> [Data shown]
-------

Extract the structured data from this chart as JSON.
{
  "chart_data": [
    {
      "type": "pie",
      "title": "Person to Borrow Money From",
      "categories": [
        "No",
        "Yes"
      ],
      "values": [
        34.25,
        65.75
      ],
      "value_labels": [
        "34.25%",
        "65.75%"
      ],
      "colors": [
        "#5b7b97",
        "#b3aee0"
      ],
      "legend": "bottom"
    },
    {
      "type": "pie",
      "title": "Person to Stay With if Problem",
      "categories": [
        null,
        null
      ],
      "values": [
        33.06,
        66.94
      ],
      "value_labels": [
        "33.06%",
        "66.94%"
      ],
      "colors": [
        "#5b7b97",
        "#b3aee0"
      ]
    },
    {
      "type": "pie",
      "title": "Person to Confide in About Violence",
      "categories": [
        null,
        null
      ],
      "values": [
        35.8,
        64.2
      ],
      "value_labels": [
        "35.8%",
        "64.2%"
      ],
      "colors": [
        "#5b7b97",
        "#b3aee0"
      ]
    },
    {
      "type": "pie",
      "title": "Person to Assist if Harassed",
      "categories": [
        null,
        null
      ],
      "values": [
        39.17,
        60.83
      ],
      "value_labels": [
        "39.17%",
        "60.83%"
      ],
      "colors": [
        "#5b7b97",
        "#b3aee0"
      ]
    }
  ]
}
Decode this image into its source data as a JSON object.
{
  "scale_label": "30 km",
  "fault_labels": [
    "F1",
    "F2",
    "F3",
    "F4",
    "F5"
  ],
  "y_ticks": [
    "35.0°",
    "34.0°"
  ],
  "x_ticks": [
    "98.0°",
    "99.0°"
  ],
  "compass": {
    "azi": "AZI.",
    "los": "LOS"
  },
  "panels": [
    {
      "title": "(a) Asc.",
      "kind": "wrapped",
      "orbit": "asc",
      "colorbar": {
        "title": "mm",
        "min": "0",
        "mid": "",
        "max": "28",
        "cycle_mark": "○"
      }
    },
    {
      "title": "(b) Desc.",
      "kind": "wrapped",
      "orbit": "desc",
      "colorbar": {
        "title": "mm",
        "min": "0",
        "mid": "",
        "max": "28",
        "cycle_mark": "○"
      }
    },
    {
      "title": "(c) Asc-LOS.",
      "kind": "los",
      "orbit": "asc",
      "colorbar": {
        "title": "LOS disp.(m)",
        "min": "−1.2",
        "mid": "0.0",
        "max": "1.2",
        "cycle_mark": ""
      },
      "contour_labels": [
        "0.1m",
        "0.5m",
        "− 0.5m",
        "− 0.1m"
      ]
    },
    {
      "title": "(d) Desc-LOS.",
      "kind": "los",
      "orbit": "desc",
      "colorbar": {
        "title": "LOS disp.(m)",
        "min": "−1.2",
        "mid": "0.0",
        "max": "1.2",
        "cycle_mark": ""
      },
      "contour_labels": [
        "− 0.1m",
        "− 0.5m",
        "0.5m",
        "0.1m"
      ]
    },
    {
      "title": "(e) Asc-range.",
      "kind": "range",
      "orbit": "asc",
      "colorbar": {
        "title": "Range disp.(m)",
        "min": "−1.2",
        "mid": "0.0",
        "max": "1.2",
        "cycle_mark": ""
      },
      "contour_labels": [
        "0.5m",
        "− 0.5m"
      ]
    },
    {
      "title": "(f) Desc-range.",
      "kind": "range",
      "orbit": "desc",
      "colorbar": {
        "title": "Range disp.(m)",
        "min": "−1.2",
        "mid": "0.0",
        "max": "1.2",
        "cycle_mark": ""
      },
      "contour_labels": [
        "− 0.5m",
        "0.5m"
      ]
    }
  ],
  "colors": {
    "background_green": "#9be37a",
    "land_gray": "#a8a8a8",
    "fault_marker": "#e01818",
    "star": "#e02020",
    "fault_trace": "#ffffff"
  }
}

-------

> [Problem statement] The records above should all be quoted exactly, please.

> [Complete response]
Extract the structured data from this chart as JSON.
{
  "chart_data": [
    {
      "type": "pie",
      "title": "Person to Borrow Money From",
      "categories": [
        "No",
        "Yes"
      ],
      "values": [
        34.25,
        65.75
      ],
      "value_labels": [
        "34.25%",
        "65.75%"
      ],
      "colors": [
        "#5b7b97",
        "#b3aee0"
      ],
      "legend": "bottom"
    },
    {
      "type": "pie",
      "title": "Person to Stay With if Problem",
      "categories": [
        null,
        null
      ],
      "values": [
        33.06,
        66.94
      ],
      "value_labels": [
        "33.06%",
        "66.94%"
      ],
      "colors": [
        "#5b7b97",
        "#b3aee0"
      ]
    },
    {
      "type": "pie",
      "title": "Person to Confide in About Violence",
      "categories": [
        null,
        null
      ],
      "values": [
        35.8,
        64.2
      ],
      "value_labels": [
        "35.8%",
        "64.2%"
      ],
      "colors": [
        "#5b7b97",
        "#b3aee0"
      ]
    },
    {
      "type": "pie",
      "title": "Person to Assist if Harassed",
      "categories": [
        null,
        null
      ],
      "values": [
        39.17,
        60.83
      ],
      "value_labels": [
        "39.17%",
        "60.83%"
      ],
      "colors": [
        "#5b7b97",
        "#b3aee0"
      ]
    }
  ]
}
Decode this image into its source data as a JSON object.
{
  "scale_label": "30 km",
  "fault_labels": [
    "F1",
    "F2",
    "F3",
    "F4",
    "F5"
  ],
  "y_ticks": [
    "35.0°",
    "34.0°"
  ],
  "x_ticks": [
    "98.0°",
    "99.0°"
  ],
  "compass": {
    "azi": "AZI.",
    "los": "LOS"
  },
  "panels": [
    {
      "title": "(a) Asc.",
      "kind": "wrapped",
      "orbit": "asc",
      "colorbar": {
        "title": "mm",
        "min": "0",
        "mid": "",
        "max": "28",
        "cycle_mark": "○"
      }
    },
    {
      "title": "(b) Desc.",
      "kind": "wrapped",
      "orbit": "desc",
      "colorbar": {
        "title": "mm",
        "min": "0",
        "mid": "",
        "max": "28",
        "cycle_mark": "○"
      }
    },
    {
      "title": "(c) Asc-LOS.",
      "kind": "los",
      "orbit": "asc",
      "colorbar": {
        "title": "LOS disp.(m)",
        "min": "−1.2",
        "mid": "0.0",
        "max": "1.2",
        "cycle_mark": ""
      },
      "contour_labels": [
        "0.1m",
        "0.5m",
        "− 0.5m",
        "− 0.1m"
      ]
    },
    {
      "title": "(d) Desc-LOS.",
      "kind": "los",
      "orbit": "desc",
      "colorbar": {
        "title": "LOS disp.(m)",
        "min": "−1.2",
        "mid": "0.0",
        "max": "1.2",
        "cycle_mark": ""
      },
      "contour_labels": [
        "− 0.1m",
        "− 0.5m",
        "0.5m",
        "0.1m"
      ]
    },
    {
      "title": "(e) Asc-range.",
      "kind": "range",
      "orbit": "asc",
      "colorbar": {
        "title": "Range disp.(m)",
        "min": "−1.2",
        "mid": "0.0",
        "max": "1.2",
        "cycle_mark": ""
      },
      "contour_labels": [
        "0.5m",
        "− 0.5m"
      ]
    },
    {
      "title": "(f) Desc-range.",
      "kind": "range",
      "orbit": "desc",
      "colorbar": {
        "title": "Range disp.(m)",
        "min": "−1.2",
        "mid": "0.0",
        "max": "1.2",
        "cycle_mark": ""
      },
      "contour_labels": [
        "− 0.5m",
        "0.5m"
      ]
    }
  ],
  "colors": {
    "background_green": "#9be37a",
    "land_gray": "#a8a8a8",
    "fault_marker": "#e01818",
    "star": "#e02020",
    "fault_trace": "#ffffff"
  }
}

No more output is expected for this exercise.